- _THINGS TO DO_:
1. Using the article on the WHO decision about ILSI, answer these questions:
(a) When did NRDC and the other organizations send their letter to the WHO Executive Board?
(b) About how many nongovernmental organizations does the agency consider working partners?
(c) In which publication did Derek Yach document ILSI's efforts on second-hand smoke?
2. From the article on the WHO decision about ILSI, render this sentence in Spanish: "The industry group still will remain one of the nearly 200 nongovernmental organizations (NGOs) the agency considers to be working partners."
3. Copy the article on the WHO decision about ILSI between "ILSI also has" and "Initiative (download the report).", inclusive, renaming "second-hand smoke" as "secondhand smoke".

NRDC-Led Coalition Convinces UN Health Agency to Loosen Corporate Ties
WASHINGTON (January 31, 2006) -- At the urging of a coalition of health, environmental and labor groups, the World Health Organization (WHO) has barred an industry association from participating in setting global standards protecting food and water supplies.
At a meeting in Geneva, Switzerland, late last week, the UN health agency's executive board decided that the International Life Sciences Institute (ILSI), a U.S.-based association of hundreds of food, chemical and pharmaceutical companies, can no longer take a role in WHO health-standard setting activities because its members have a financial stake in the outcome.
In late December, the Natural Resources Defense Council (NRDC) and 17 other organizations, including Physicians for Social Responsibility and the United Steelworkers of America, sent a letter to the WHO Executive Board requesting it sever its ties to ILSI because the relationship violates the health agency's own guidelines. WHO requires that NGOs working with the agency "be free from concerns which are primarily of a commercial or profit-making nature." ILSI does not meet that standard.
"At best, ILSI's participation in WHO's decision-making process is a blatant conflict of interest," says Dr. Jennifer Sass, the NRDC scientist who organized the coalition effort. "At worst, its participation has biased WHO policies and jeopardized public health in dozens of countries."
The industry group still will remain one of the nearly 200 nongovernmental organizations (NGOs) the agency considers to be working partners.
ILSI represents several hundred corporations in the chemical, processed food, agro-chemical and pharmaceutical industries. Its membership includes Atofina Chemicals, Bayer CropScience, Coca Cola, Dow Agrosciences/Dow Chemical, DuPont, Eli Lilly, ExxonMobil, General Mills, Glaxo Smith Kline, Hershey Foods, Kellogg, Kraft, McDonald's, Merck & Co. Monsanto, Nestle, Novartis, PepsiCo, Pfizer, Proctor and Gamble and Syngenta. (For a complete list, go to www.ilsi.org.)
Over the years, ILSI has participated in WHO activities despite its members' special interest in the outcome. For example:
- ILSI, which includes leading processed foods companies, worked behind the scenes to fund a 1998 WHO-UN Food and Agricultural Organization (FAO) report on carbohydrates and nutrition (see the report). The report concluded somewhat surprisingly that there was no direct link between sugar consumption and obesity or any other lifestyle disease, and suggested there be no upper limit for sugar in the diet. That conclusion contrasted sharply with common sense, as well as a 1990 WHO report that found that sugar contributes to the risk of chronic disease (see the recommendations) and a 2003 WHO-FAO report recommending that people restrict sugar consumption sugar to less than 10 percent of their food energy intake (download the report).
ILSI also has tried to stave off stronger curbs on toxic pollutants by misrepresenting study results and sowing doubt about existing science. For example:
- Between 1983 and 1998, ILSI, whose membership includes tobacco company Altria's subsidiary Kraft Foods, repeatedly attempted to weaken WHO's position on the dangers of second-hand smoke. As documented by Derek Yach, a former senior WHO official, in the November 2001 American Journal of Public Health, ILSI tried to raise doubts about those risks by funding scientists who claimed there was still uncertainty. The relationship between ILSI and the tobacco industry is detailed in a February 2001 report by the WHO Tobacco Free Initiative (download the report).

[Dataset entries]
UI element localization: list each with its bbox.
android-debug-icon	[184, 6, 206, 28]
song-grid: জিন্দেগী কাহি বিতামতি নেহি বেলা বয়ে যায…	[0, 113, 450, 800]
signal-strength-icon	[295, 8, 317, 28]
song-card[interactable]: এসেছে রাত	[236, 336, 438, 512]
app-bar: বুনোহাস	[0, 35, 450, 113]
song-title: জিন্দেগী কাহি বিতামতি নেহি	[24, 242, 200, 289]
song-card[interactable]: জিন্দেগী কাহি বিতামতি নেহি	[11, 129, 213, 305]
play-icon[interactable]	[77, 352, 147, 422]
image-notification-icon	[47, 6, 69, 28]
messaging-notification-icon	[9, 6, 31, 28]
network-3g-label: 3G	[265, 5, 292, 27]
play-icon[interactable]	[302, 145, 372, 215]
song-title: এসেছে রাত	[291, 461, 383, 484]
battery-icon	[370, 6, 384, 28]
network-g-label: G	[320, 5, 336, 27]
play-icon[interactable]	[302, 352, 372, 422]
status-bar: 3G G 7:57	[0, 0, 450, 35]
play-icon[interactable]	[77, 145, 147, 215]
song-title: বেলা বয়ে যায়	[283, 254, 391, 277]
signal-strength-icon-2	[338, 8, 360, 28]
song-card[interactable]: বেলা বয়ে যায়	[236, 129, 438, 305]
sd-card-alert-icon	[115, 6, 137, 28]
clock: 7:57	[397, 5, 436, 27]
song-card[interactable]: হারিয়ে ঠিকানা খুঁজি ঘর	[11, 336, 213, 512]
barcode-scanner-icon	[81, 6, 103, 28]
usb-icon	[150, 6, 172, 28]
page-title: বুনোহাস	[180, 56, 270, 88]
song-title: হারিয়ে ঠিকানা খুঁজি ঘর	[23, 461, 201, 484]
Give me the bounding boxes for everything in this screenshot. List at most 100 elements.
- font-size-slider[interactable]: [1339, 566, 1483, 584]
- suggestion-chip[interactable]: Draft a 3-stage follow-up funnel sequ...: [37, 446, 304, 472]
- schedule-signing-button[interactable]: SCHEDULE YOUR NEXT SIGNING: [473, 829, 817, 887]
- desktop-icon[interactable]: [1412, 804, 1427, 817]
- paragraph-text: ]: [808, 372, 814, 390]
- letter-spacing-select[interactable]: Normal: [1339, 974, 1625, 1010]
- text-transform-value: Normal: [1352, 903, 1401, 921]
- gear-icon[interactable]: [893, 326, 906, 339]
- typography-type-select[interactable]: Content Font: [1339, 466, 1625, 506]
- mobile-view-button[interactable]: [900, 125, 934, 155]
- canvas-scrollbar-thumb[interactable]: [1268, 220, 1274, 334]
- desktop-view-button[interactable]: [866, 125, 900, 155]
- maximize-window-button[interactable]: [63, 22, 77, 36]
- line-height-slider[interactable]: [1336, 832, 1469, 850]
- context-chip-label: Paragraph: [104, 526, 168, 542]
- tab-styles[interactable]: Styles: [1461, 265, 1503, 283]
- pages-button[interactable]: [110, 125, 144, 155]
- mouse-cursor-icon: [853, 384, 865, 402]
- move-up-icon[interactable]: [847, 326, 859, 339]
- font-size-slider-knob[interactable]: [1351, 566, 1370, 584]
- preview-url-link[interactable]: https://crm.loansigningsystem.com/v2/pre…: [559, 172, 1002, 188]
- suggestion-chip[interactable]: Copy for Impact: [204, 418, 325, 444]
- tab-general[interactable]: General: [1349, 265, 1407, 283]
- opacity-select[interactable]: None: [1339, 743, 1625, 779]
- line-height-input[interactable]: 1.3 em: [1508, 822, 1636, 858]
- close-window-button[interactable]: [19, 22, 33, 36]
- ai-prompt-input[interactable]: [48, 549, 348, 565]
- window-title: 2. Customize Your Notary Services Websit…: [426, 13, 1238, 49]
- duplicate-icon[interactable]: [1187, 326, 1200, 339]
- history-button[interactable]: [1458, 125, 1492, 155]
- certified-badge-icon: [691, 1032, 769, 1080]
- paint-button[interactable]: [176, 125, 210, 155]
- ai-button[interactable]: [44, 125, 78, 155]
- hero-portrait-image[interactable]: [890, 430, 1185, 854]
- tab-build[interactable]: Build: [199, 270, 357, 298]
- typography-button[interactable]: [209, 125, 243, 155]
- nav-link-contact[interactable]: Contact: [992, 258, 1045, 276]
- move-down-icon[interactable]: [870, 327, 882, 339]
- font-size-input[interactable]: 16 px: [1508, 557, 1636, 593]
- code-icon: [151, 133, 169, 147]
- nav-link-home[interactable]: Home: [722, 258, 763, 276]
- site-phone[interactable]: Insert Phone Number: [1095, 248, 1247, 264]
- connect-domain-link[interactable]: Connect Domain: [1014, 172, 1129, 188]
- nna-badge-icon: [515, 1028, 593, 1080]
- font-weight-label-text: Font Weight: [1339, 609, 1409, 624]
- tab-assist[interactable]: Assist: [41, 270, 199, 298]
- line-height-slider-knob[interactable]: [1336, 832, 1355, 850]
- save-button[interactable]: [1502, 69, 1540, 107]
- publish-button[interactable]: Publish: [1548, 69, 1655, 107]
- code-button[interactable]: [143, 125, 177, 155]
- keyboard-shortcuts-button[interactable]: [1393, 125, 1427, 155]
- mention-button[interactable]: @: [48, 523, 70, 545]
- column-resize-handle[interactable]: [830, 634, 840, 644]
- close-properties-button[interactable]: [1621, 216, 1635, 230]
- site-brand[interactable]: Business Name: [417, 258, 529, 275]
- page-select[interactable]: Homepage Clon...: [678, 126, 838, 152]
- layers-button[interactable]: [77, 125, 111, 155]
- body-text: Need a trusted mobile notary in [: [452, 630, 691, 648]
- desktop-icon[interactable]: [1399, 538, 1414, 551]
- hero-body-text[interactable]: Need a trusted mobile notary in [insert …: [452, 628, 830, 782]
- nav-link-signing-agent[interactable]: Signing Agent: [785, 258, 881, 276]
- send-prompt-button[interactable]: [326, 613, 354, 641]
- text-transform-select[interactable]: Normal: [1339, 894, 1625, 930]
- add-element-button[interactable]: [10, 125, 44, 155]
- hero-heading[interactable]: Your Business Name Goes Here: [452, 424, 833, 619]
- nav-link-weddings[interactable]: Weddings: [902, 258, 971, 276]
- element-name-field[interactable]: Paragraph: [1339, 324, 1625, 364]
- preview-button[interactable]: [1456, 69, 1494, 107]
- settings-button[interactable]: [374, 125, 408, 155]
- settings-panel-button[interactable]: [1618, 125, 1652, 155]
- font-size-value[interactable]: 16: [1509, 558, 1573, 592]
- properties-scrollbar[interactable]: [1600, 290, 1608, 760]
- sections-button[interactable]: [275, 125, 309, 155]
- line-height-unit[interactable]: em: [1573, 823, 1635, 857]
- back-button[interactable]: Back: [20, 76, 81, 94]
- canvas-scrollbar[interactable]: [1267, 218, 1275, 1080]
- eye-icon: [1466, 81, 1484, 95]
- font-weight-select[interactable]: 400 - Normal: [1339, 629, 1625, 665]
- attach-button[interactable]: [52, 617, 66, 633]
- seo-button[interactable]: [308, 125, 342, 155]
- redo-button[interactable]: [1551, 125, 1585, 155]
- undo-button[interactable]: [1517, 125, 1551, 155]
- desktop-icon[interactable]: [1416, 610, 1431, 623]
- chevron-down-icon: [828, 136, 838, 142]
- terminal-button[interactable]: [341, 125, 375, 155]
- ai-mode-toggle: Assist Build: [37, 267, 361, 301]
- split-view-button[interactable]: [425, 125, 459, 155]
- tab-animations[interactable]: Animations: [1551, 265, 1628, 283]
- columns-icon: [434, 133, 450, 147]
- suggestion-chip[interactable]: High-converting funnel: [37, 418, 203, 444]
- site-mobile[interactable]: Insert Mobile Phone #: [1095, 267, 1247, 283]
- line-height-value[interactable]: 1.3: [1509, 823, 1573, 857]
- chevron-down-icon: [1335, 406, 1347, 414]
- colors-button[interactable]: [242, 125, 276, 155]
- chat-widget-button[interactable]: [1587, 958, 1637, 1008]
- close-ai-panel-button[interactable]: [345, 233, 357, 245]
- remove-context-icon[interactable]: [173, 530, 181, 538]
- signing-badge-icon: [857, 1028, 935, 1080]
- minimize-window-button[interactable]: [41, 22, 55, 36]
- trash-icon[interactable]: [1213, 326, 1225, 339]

- _SOLVED TASKS_:
1.
(a) In late December.
(b) Nearly 200.
(c) The November 2001 American Journal of Public Health.

2. El grupo industrial seguirá siendo una de las casi 200 organizaciones no gubernamentales (ONG) que la agencia considera socios de trabajo.

3.
ILSI also has tried to stave off stronger curbs on toxic pollutants by misrepresenting study results and sowing doubt about existing science. For example:
- Between 1983 and 1998, ILSI, whose membership includes tobacco company Altria's subsidiary Kraft Foods, repeatedly attempted to weaken WHO's position on the dangers of secondhand smoke. As documented by Derek Yach, a former senior WHO official, in the November 2001 American Journal of Public Health, ILSI tried to raise doubts about those risks by funding scientists who claimed there was still uncertainty. The relationship between ILSI and the tobacco industry is detailed in a February 2001 report by the WHO Tobacco Free Initiative (download the report).